Saved entries:
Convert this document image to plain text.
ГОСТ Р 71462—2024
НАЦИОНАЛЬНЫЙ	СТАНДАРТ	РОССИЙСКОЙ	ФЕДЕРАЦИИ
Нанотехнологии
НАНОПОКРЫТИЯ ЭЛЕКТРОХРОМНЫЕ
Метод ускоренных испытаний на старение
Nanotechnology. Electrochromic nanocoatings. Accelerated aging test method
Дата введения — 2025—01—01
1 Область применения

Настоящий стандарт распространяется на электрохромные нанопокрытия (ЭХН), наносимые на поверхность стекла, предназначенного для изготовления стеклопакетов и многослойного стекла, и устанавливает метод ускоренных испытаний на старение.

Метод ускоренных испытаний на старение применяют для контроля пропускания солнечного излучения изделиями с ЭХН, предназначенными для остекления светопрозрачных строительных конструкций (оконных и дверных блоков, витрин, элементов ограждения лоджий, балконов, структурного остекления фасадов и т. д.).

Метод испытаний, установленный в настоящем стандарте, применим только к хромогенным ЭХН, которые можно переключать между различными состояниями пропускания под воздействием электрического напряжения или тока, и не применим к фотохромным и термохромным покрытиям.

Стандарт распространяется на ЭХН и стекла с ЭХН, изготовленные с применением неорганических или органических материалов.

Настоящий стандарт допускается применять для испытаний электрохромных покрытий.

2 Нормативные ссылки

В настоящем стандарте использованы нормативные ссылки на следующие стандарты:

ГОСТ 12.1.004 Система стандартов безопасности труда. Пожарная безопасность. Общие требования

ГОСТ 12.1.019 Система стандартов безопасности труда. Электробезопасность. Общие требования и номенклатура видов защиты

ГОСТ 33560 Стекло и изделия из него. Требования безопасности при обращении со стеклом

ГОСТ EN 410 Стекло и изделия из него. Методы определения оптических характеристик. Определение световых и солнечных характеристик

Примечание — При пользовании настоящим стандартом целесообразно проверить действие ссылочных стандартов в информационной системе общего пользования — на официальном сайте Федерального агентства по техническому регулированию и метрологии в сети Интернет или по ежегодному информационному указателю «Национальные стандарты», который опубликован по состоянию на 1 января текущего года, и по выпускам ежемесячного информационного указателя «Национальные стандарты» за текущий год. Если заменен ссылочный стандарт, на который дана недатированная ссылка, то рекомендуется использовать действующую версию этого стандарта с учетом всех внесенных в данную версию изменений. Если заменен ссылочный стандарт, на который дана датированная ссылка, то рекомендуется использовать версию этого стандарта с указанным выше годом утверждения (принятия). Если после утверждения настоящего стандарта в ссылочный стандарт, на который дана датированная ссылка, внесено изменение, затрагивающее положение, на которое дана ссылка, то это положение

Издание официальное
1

### Task requirements
From the records above, extract every entry exactly as given.

### Result of the exercise
Convert this document image to plain text.
ГОСТ Р 71462—2024
НАЦИОНАЛЬНЫЙ	СТАНДАРТ	РОССИЙСКОЙ	ФЕДЕРАЦИИ
Нанотехнологии
НАНОПОКРЫТИЯ ЭЛЕКТРОХРОМНЫЕ
Метод ускоренных испытаний на старение
Nanotechnology. Electrochromic nanocoatings. Accelerated aging test method
Дата введения — 2025—01—01
1 Область применения

Настоящий стандарт распространяется на электрохромные нанопокрытия (ЭХН), наносимые на поверхность стекла, предназначенного для изготовления стеклопакетов и многослойного стекла, и устанавливает метод ускоренных испытаний на старение.

Метод ускоренных испытаний на старение применяют для контроля пропускания солнечного излучения изделиями с ЭХН, предназначенными для остекления светопрозрачных строительных конструкций (оконных и дверных блоков, витрин, элементов ограждения лоджий, балконов, структурного остекления фасадов и т. д.).

Метод испытаний, установленный в настоящем стандарте, применим только к хромогенным ЭХН, которые можно переключать между различными состояниями пропускания под воздействием электрического напряжения или тока, и не применим к фотохромным и термохромным покрытиям.

Стандарт распространяется на ЭХН и стекла с ЭХН, изготовленные с применением неорганических или органических материалов.

Настоящий стандарт допускается применять для испытаний электрохромных покрытий.

2 Нормативные ссылки

В настоящем стандарте использованы нормативные ссылки на следующие стандарты:

ГОСТ 12.1.004 Система стандартов безопасности труда. Пожарная безопасность. Общие требования

ГОСТ 12.1.019 Система стандартов безопасности труда. Электробезопасность. Общие требования и номенклатура видов защиты

ГОСТ 33560 Стекло и изделия из него. Требования безопасности при обращении со стеклом

ГОСТ EN 410 Стекло и изделия из него. Методы определения оптических характеристик. Определение световых и солнечных характеристик

Примечание — При пользовании настоящим стандартом целесообразно проверить действие ссылочных стандартов в информационной системе общего пользования — на официальном сайте Федерального агентства по техническому регулированию и метрологии в сети Интернет или по ежегодному информационному указателю «Национальные стандарты», который опубликован по состоянию на 1 января текущего года, и по выпускам ежемесячного информационного указателя «Национальные стандарты» за текущий год. Если заменен ссылочный стандарт, на который дана недатированная ссылка, то рекомендуется использовать действующую версию этого стандарта с учетом всех внесенных в данную версию изменений. Если заменен ссылочный стандарт, на который дана датированная ссылка, то рекомендуется использовать версию этого стандарта с указанным выше годом утверждения (принятия). Если после утверждения настоящего стандарта в ссылочный стандарт, на который дана датированная ссылка, внесено изменение, затрагивающее положение, на которое дана ссылка, то это положение

Издание официальное
1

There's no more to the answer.